-------- RECORDS TO PROCESS --------

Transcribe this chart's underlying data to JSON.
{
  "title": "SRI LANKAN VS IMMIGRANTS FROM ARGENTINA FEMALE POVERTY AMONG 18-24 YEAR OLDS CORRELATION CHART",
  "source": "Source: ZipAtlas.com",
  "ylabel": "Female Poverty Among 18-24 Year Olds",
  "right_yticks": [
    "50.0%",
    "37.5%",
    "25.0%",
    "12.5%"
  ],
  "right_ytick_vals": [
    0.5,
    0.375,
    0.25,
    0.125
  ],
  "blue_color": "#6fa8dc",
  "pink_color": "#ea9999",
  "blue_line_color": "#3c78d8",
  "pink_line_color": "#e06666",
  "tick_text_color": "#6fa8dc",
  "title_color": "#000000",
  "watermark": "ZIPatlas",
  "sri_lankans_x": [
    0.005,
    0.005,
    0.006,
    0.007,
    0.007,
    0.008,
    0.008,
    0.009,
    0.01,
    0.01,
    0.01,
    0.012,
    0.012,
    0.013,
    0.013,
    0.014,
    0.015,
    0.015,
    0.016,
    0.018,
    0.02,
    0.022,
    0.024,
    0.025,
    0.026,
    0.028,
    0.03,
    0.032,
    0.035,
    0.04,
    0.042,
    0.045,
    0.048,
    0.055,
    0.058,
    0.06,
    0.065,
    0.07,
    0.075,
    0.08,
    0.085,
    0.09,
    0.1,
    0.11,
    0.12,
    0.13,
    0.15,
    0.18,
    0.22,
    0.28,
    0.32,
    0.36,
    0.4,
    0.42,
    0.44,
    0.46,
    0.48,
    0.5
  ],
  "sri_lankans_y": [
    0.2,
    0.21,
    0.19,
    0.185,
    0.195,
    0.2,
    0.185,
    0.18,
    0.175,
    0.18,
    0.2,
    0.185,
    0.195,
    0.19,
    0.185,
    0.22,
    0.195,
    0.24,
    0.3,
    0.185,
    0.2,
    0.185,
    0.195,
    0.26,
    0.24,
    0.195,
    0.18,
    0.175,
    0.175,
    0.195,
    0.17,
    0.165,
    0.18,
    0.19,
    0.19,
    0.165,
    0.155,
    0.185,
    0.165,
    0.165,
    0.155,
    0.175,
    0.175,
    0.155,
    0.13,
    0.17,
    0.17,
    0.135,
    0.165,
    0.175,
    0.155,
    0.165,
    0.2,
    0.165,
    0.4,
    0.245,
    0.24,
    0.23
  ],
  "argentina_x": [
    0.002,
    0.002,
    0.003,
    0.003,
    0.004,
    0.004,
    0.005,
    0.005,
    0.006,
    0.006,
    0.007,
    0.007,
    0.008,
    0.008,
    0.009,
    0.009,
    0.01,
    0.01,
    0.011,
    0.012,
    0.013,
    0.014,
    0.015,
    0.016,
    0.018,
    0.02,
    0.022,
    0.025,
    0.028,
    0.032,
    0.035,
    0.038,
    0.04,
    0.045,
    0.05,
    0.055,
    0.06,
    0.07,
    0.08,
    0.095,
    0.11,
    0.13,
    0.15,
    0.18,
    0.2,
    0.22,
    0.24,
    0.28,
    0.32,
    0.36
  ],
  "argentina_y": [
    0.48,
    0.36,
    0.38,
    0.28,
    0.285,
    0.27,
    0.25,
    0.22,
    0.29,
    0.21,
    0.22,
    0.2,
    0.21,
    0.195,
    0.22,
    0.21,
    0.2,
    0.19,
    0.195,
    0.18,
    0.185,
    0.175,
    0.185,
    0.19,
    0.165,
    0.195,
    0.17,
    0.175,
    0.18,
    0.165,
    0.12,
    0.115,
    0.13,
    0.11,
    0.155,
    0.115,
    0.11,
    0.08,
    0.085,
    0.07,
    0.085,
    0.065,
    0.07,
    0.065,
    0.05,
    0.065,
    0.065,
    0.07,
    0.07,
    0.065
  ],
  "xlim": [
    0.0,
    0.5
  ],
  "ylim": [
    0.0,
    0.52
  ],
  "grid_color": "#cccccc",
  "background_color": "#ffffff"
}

--------

- **PROBLEM STATEMENT**
Copy all data exactly, start to finish.

- **OUTPUT OF THE TASK**
Transcribe this chart's underlying data to JSON.
{
  "title": "SRI LANKAN VS IMMIGRANTS FROM ARGENTINA FEMALE POVERTY AMONG 18-24 YEAR OLDS CORRELATION CHART",
  "source": "Source: ZipAtlas.com",
  "ylabel": "Female Poverty Among 18-24 Year Olds",
  "right_yticks": [
    "50.0%",
    "37.5%",
    "25.0%",
    "12.5%"
  ],
  "right_ytick_vals": [
    0.5,
    0.375,
    0.25,
    0.125
  ],
  "blue_color": "#6fa8dc",
  "pink_color": "#ea9999",
  "blue_line_color": "#3c78d8",
  "pink_line_color": "#e06666",
  "tick_text_color": "#6fa8dc",
  "title_color": "#000000",
  "watermark": "ZIPatlas",
  "sri_lankans_x": [
    0.005,
    0.005,
    0.006,
    0.007,
    0.007,
    0.008,
    0.008,
    0.009,
    0.01,
    0.01,
    0.01,
    0.012,
    0.012,
    0.013,
    0.013,
    0.014,
    0.015,
    0.015,
    0.016,
    0.018,
    0.02,
    0.022,
    0.024,
    0.025,
    0.026,
    0.028,
    0.03,
    0.032,
    0.035,
    0.04,
    0.042,
    0.045,
    0.048,
    0.055,
    0.058,
    0.06,
    0.065,
    0.07,
    0.075,
    0.08,
    0.085,
    0.09,
    0.1,
    0.11,
    0.12,
    0.13,
    0.15,
    0.18,
    0.22,
    0.28,
    0.32,
    0.36,
    0.4,
    0.42,
    0.44,
    0.46,
    0.48,
    0.5
  ],
  "sri_lankans_y": [
    0.2,
    0.21,
    0.19,
    0.185,
    0.195,
    0.2,
    0.185,
    0.18,
    0.175,
    0.18,
    0.2,
    0.185,
    0.195,
    0.19,
    0.185,
    0.22,
    0.195,
    0.24,
    0.3,
    0.185,
    0.2,
    0.185,
    0.195,
    0.26,
    0.24,
    0.195,
    0.18,
    0.175,
    0.175,
    0.195,
    0.17,
    0.165,
    0.18,
    0.19,
    0.19,
    0.165,
    0.155,
    0.185,
    0.165,
    0.165,
    0.155,
    0.175,
    0.175,
    0.155,
    0.13,
    0.17,
    0.17,
    0.135,
    0.165,
    0.175,
    0.155,
    0.165,
    0.2,
    0.165,
    0.4,
    0.245,
    0.24,
    0.23
  ],
  "argentina_x": [
    0.002,
    0.002,
    0.003,
    0.003,
    0.004,
    0.004,
    0.005,
    0.005,
    0.006,
    0.006,
    0.007,
    0.007,
    0.008,
    0.008,
    0.009,
    0.009,
    0.01,
    0.01,
    0.011,
    0.012,
    0.013,
    0.014,
    0.015,
    0.016,
    0.018,
    0.02,
    0.022,
    0.025,
    0.028,
    0.032,
    0.035,
    0.038,
    0.04,
    0.045,
    0.05,
    0.055,
    0.06,
    0.07,
    0.08,
    0.095,
    0.11,
    0.13,
    0.15,
    0.18,
    0.2,
    0.22,
    0.24,
    0.28,
    0.32,
    0.36
  ],
  "argentina_y": [
    0.48,
    0.36,
    0.38,
    0.28,
    0.285,
    0.27,
    0.25,
    0.22,
    0.29,
    0.21,
    0.22,
    0.2,
    0.21,
    0.195,
    0.22,
    0.21,
    0.2,
    0.19,
    0.195,
    0.18,
    0.185,
    0.175,
    0.185,
    0.19,
    0.165,
    0.195,
    0.17,
    0.175,
    0.18,
    0.165,
    0.12,
    0.115,
    0.13,
    0.11,
    0.155,
    0.115,
    0.11,
    0.08,
    0.085,
    0.07,
    0.085,
    0.065,
    0.07,
    0.065,
    0.05,
    0.065,
    0.065,
    0.07,
    0.07,
    0.065
  ],
  "xlim": [
    0.0,
    0.5
  ],
  "ylim": [
    0.0,
    0.52
  ],
  "grid_color": "#cccccc",
  "background_color": "#ffffff"
}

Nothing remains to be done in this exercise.